### What to produce
Track down the lines that contain "devices" and copy them.

──────── Exercise materials ────────

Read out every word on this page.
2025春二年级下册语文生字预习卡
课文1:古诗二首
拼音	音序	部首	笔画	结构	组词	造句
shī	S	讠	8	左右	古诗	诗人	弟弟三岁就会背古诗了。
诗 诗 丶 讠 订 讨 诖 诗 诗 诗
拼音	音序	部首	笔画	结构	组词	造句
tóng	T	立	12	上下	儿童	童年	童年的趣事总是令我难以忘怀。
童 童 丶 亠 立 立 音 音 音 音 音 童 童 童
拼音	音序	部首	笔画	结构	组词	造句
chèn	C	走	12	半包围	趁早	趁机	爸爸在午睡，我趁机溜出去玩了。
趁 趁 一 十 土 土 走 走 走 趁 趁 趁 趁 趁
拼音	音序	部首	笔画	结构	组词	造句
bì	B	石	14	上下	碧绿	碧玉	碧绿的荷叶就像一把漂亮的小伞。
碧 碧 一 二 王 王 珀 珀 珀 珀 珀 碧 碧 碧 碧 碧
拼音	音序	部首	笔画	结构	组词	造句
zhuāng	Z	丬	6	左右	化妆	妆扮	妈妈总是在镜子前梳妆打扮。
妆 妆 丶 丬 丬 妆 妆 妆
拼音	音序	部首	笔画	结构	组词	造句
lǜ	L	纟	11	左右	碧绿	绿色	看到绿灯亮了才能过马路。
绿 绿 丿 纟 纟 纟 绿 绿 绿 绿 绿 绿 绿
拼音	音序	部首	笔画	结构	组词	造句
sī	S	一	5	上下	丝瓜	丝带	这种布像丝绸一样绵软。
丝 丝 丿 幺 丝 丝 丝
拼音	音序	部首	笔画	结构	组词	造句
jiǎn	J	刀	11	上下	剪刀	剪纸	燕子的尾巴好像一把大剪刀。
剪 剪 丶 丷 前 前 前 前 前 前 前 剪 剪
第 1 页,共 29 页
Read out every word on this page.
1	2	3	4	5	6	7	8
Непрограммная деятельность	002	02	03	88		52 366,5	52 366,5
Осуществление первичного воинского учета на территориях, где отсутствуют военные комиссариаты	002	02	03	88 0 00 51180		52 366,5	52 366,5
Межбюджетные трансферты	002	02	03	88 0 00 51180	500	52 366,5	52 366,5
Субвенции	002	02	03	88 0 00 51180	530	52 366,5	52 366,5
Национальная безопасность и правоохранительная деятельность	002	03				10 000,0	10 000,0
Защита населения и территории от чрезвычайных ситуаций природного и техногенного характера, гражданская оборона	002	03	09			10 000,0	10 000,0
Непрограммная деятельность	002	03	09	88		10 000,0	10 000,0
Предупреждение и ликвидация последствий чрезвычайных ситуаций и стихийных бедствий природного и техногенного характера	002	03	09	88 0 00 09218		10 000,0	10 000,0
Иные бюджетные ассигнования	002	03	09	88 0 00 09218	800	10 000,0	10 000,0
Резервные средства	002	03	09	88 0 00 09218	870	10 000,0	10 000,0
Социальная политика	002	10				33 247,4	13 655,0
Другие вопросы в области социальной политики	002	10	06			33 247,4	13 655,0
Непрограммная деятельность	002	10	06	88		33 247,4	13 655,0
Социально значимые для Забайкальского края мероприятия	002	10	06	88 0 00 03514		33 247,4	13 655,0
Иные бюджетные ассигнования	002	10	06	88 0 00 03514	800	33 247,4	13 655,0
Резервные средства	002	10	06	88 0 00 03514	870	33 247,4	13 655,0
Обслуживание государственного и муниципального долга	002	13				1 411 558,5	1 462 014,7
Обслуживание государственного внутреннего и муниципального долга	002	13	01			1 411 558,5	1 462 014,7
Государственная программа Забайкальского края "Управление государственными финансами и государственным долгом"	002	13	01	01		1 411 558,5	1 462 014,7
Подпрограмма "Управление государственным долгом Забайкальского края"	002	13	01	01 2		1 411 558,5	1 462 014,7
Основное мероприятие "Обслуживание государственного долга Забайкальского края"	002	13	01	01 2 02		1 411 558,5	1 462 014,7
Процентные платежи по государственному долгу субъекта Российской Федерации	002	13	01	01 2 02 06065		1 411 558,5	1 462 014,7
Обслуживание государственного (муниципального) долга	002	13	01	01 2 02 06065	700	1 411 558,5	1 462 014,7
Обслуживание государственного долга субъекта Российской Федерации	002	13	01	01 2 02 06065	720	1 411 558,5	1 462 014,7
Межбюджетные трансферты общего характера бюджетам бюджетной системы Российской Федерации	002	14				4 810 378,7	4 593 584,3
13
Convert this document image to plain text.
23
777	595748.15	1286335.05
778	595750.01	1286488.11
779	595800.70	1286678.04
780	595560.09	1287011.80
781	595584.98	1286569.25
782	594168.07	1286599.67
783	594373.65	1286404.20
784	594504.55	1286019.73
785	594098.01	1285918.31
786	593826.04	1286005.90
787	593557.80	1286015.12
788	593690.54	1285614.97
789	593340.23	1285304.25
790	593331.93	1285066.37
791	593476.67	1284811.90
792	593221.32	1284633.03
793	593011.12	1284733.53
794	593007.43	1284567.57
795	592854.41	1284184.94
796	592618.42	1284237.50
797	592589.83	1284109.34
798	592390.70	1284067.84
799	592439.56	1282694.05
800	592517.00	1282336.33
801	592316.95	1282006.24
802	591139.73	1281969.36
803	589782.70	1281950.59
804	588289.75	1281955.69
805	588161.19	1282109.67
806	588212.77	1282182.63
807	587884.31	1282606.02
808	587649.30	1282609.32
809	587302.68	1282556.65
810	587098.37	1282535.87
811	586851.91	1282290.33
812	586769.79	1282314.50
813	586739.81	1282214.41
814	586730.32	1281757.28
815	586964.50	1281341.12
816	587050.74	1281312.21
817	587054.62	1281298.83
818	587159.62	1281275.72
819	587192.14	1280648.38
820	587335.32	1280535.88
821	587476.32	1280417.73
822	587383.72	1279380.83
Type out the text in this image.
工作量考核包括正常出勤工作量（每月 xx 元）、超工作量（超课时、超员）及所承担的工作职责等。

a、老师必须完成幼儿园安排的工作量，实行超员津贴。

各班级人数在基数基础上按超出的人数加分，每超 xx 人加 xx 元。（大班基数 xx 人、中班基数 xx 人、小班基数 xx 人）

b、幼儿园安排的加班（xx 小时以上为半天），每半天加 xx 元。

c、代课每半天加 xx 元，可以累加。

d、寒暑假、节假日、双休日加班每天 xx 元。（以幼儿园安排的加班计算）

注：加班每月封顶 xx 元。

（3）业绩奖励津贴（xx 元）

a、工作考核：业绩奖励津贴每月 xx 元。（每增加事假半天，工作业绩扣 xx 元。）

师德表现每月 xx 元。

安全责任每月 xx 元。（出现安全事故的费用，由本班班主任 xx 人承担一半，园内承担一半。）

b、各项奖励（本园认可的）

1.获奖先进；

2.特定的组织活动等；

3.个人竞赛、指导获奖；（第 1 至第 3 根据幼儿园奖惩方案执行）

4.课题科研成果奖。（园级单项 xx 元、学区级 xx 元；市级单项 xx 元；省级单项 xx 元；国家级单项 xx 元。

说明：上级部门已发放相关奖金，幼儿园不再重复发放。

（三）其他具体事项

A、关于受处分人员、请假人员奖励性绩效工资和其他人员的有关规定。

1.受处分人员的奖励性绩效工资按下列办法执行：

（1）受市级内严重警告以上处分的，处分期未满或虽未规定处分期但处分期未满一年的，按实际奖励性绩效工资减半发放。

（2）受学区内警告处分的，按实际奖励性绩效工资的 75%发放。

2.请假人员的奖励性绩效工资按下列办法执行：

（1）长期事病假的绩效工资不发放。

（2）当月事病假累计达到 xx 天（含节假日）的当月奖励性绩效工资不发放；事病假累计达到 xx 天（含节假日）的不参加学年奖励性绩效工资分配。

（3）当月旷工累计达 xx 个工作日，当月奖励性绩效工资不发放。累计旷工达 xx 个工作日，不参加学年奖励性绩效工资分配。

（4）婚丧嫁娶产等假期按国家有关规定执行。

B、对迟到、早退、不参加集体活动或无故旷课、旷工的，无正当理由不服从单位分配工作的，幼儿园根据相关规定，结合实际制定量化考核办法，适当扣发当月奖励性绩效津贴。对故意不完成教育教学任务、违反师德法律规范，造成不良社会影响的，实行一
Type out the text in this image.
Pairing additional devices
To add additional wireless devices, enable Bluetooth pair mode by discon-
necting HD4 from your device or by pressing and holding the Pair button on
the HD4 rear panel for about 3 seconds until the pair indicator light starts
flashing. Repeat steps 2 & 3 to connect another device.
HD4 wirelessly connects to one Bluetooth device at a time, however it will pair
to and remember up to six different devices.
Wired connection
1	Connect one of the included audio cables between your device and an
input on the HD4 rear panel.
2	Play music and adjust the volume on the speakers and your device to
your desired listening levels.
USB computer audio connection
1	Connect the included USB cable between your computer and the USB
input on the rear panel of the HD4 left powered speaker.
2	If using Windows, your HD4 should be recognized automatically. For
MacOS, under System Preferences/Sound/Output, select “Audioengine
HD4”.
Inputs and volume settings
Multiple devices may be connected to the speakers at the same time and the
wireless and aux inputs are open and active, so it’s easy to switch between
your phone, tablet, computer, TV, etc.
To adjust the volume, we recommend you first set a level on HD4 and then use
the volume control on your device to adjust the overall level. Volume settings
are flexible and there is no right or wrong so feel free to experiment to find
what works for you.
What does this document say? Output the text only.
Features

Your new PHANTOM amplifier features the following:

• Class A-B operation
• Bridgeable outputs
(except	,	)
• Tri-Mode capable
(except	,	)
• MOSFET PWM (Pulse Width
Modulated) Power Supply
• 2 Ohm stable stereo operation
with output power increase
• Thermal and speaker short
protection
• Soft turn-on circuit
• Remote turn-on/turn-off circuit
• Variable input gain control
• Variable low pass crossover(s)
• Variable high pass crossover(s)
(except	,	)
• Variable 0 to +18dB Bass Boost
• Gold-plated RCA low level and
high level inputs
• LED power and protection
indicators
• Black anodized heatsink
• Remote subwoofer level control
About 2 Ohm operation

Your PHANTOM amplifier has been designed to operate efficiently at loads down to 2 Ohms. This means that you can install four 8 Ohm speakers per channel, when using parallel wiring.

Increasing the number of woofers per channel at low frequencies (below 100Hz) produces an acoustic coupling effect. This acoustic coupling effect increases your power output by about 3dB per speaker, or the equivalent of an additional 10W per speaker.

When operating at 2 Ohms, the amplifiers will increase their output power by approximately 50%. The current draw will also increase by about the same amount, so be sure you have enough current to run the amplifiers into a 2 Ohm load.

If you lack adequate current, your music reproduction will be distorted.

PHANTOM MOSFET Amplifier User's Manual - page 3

────────

### Result of the exercise
Pairing additional devices
To add additional wireless devices, enable Bluetooth pair mode by discon-
to and remember up to six different devices.
Multiple devices may be connected to the speakers at the same time and the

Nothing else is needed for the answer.